- [Records for the exercise]:
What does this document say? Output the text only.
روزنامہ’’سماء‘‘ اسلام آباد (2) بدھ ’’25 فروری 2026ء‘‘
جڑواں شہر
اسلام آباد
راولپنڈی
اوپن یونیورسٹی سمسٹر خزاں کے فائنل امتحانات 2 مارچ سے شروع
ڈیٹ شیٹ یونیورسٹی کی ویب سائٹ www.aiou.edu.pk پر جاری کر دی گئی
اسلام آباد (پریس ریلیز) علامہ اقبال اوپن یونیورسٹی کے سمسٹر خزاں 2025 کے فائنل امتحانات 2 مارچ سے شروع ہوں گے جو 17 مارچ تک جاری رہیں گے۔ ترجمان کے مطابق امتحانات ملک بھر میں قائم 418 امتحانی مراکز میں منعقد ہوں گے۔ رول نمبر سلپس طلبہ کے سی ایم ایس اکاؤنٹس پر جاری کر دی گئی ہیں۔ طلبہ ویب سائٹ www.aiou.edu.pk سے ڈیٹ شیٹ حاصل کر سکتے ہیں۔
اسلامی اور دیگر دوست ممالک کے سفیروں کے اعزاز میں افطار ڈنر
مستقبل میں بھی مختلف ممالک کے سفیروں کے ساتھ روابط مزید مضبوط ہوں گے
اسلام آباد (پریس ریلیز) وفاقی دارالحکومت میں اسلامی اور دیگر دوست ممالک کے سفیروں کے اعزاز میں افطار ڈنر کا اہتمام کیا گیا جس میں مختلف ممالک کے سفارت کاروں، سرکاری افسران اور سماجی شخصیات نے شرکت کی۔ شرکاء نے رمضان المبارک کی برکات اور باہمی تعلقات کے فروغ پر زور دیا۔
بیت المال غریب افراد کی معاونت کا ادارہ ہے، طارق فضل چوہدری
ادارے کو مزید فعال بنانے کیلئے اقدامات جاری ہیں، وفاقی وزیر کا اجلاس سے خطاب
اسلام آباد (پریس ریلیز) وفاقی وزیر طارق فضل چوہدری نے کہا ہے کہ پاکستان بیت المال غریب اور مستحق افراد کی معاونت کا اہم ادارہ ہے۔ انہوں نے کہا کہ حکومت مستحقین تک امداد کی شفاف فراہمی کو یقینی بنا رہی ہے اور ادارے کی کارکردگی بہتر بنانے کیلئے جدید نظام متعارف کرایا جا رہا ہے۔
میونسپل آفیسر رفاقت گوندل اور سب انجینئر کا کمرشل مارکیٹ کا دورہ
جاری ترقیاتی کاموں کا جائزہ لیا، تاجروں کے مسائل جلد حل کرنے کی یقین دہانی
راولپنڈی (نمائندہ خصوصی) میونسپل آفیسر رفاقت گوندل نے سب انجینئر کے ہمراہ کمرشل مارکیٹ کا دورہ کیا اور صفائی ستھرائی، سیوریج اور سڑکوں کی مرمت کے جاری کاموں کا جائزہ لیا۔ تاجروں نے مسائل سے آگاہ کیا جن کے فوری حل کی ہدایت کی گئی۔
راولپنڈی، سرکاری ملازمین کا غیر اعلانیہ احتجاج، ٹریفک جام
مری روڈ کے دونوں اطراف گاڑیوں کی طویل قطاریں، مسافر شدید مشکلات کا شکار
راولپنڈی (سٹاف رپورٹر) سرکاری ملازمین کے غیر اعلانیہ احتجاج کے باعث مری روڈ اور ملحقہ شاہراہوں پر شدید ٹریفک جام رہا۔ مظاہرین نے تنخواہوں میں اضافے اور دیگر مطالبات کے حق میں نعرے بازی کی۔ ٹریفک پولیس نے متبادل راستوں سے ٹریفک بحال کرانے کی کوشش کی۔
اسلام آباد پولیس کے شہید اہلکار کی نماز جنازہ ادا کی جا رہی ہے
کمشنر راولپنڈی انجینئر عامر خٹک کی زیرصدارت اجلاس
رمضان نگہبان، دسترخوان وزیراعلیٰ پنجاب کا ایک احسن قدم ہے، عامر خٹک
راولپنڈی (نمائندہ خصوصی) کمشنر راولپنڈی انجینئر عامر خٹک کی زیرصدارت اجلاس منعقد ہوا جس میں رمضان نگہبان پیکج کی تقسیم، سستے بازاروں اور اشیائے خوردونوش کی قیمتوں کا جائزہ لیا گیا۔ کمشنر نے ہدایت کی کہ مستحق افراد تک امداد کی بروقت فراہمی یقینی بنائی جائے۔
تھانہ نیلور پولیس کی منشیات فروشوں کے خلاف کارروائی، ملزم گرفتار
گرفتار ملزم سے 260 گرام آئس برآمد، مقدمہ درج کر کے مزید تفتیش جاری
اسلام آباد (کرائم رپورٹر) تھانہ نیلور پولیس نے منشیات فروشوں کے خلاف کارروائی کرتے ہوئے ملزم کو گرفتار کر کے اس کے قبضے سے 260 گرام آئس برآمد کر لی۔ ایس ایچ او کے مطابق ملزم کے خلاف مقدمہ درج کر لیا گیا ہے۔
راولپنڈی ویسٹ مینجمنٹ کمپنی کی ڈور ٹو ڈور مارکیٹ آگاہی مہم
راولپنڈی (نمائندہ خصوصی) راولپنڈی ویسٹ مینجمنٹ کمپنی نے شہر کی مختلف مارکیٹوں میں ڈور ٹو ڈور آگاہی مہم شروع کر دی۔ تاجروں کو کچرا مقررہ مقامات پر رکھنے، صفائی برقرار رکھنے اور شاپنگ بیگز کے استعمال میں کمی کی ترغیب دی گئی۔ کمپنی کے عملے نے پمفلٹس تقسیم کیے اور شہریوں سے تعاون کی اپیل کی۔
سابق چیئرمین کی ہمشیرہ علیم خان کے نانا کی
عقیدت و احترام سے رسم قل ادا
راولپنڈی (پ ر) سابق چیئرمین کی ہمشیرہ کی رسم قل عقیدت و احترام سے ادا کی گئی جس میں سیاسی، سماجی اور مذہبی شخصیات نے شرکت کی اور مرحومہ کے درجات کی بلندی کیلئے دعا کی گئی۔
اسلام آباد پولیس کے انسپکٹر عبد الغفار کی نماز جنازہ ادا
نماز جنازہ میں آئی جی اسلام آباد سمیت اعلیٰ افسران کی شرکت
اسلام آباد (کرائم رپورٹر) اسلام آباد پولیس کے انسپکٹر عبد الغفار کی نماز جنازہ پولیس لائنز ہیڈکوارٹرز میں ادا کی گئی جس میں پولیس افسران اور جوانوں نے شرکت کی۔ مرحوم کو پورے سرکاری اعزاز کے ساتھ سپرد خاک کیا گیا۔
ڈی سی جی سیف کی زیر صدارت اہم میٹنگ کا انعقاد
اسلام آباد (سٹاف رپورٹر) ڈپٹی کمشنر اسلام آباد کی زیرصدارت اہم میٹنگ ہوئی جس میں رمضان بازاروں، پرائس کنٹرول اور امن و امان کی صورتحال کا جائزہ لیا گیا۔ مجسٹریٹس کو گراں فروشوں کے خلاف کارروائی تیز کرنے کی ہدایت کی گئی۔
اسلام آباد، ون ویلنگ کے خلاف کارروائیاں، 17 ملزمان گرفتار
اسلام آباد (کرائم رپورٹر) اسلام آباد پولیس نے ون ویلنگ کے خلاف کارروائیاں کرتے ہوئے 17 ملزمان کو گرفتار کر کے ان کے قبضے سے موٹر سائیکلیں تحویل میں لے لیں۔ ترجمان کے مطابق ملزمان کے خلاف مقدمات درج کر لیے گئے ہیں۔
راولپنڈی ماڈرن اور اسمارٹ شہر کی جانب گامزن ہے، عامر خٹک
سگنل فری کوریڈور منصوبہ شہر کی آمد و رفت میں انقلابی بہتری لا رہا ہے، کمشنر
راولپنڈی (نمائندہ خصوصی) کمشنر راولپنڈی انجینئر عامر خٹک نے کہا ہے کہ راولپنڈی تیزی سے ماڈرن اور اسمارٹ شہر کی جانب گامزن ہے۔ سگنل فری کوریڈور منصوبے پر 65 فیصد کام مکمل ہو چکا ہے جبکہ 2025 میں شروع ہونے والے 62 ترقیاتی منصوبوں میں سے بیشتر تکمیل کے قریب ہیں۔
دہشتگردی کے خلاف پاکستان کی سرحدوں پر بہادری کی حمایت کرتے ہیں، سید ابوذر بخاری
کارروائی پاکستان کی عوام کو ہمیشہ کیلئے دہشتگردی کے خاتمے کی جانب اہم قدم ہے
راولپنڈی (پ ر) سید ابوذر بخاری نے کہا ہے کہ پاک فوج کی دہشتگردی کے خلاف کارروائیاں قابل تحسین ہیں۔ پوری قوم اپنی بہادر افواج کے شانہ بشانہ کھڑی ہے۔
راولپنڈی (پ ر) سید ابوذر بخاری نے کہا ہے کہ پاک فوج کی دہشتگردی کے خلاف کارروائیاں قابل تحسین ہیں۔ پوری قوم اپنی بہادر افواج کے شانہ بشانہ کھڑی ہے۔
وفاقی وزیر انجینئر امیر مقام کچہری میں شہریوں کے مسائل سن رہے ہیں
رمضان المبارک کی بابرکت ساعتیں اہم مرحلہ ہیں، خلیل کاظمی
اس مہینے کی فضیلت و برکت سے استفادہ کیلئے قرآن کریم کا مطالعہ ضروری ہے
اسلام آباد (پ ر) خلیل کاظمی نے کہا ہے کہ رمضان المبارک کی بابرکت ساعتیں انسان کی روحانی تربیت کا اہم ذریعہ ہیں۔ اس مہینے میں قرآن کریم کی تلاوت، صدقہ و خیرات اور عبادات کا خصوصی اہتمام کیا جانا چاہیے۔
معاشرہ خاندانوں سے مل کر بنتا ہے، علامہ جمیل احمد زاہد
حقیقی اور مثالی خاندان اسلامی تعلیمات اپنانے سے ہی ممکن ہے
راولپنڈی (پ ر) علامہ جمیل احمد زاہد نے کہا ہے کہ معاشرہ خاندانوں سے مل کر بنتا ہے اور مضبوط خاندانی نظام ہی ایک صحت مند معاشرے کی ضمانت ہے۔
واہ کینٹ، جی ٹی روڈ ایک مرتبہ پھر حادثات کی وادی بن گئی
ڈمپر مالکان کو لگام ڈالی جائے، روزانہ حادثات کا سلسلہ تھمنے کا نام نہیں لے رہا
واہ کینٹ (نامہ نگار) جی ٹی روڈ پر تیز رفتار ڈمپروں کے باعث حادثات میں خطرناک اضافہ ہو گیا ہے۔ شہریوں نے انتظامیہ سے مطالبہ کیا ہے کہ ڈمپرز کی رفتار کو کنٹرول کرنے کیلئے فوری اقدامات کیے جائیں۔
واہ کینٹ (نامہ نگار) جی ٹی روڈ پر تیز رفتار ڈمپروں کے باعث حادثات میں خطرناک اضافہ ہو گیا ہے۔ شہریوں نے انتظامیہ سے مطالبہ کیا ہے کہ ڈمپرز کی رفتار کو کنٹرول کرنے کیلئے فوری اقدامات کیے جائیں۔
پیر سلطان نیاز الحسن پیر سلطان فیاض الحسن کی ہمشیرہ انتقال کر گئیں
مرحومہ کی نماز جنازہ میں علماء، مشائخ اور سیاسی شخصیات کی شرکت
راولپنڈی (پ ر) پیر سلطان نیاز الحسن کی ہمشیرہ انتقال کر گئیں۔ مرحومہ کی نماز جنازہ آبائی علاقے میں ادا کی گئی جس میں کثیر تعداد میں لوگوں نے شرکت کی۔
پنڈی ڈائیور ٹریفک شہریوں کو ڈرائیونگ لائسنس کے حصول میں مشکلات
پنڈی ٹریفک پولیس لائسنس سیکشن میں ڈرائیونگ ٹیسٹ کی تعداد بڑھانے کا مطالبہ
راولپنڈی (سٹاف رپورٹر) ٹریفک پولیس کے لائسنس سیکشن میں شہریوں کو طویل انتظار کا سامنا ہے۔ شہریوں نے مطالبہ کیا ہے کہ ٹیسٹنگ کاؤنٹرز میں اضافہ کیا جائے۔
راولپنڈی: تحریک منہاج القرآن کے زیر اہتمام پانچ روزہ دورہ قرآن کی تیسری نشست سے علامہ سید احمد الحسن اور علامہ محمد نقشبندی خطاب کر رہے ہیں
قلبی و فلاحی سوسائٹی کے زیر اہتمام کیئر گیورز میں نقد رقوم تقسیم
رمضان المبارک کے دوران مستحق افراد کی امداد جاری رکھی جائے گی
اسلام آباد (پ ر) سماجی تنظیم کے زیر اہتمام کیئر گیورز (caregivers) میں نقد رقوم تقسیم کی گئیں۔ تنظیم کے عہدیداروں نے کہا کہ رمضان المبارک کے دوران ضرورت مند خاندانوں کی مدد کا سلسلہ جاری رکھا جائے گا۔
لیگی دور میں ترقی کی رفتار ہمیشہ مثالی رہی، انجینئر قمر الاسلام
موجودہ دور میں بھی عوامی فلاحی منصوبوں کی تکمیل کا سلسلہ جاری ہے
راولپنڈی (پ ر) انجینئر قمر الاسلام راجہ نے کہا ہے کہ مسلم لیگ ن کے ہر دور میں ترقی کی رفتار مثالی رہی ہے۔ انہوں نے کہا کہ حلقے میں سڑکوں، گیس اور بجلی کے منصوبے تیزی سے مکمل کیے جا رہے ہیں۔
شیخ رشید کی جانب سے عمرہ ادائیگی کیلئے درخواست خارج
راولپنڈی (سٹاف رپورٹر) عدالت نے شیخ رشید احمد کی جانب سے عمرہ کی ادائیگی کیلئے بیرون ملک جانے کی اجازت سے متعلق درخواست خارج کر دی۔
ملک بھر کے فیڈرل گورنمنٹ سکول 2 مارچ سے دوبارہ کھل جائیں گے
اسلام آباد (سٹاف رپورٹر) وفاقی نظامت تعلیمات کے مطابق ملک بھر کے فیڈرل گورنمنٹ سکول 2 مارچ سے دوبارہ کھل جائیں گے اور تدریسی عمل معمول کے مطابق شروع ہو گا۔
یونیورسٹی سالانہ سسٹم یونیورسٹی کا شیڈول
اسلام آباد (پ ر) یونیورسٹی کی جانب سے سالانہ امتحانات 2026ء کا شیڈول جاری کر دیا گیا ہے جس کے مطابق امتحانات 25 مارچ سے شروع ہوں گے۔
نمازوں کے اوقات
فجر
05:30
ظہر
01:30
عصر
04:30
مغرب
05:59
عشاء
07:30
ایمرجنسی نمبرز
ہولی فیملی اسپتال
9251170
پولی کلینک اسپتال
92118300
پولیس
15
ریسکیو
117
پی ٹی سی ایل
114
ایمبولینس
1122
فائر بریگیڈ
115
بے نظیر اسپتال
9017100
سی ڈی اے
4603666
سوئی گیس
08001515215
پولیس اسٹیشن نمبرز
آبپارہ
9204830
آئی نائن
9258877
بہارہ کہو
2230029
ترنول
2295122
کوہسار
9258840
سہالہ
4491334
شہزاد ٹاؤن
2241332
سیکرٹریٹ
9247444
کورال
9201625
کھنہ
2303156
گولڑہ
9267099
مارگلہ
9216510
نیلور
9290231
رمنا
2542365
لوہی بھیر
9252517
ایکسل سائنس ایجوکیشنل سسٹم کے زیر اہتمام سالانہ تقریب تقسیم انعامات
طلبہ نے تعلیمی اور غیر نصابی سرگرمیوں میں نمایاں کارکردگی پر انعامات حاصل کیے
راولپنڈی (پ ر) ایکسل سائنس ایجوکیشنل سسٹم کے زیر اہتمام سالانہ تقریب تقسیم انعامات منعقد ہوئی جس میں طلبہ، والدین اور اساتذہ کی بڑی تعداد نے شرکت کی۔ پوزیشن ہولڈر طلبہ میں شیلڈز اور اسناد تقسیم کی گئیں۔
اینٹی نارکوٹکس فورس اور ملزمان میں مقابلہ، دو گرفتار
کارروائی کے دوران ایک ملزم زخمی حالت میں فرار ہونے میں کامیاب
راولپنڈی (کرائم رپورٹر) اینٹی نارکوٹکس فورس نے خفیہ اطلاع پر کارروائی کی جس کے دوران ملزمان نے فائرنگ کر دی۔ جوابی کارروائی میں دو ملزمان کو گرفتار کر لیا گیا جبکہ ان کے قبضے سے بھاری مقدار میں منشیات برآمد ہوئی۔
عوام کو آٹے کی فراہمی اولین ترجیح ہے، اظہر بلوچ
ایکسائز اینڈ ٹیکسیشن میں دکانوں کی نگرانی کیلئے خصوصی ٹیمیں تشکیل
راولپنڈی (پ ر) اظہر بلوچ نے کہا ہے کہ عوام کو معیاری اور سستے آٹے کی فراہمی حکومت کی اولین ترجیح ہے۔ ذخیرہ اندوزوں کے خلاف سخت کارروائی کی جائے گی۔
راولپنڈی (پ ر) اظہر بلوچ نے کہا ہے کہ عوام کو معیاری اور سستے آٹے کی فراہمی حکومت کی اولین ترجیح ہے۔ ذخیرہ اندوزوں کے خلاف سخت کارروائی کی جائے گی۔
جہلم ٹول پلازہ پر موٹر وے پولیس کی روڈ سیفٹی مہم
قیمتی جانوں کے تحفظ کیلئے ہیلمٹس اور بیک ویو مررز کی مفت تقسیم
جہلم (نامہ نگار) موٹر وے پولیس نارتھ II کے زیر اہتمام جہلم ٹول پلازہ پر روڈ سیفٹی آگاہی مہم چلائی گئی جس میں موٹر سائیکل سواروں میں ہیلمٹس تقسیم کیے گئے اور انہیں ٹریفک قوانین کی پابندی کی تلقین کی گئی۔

- [Written problem]: Gather each line in these records that contains the string "تعداد".

- [Written solution]:
راولپنڈی (پ ر) پیر سلطان نیاز الحسن کی ہمشیرہ انتقال کر گئیں۔ مرحومہ کی نماز جنازہ آبائی علاقے میں ادا کی گئی جس میں کثیر تعداد میں لوگوں نے شرکت کی۔
پنڈی ٹریفک پولیس لائسنس سیکشن میں ڈرائیونگ ٹیسٹ کی تعداد بڑھانے کا مطالبہ
راولپنڈی (پ ر) ایکسل سائنس ایجوکیشنل سسٹم کے زیر اہتمام سالانہ تقریب تقسیم انعامات منعقد ہوئی جس میں طلبہ، والدین اور اساتذہ کی بڑی تعداد نے شرکت کی۔ پوزیشن ہولڈر طلبہ میں شیلڈز اور اسناد تقسیم کی گئیں۔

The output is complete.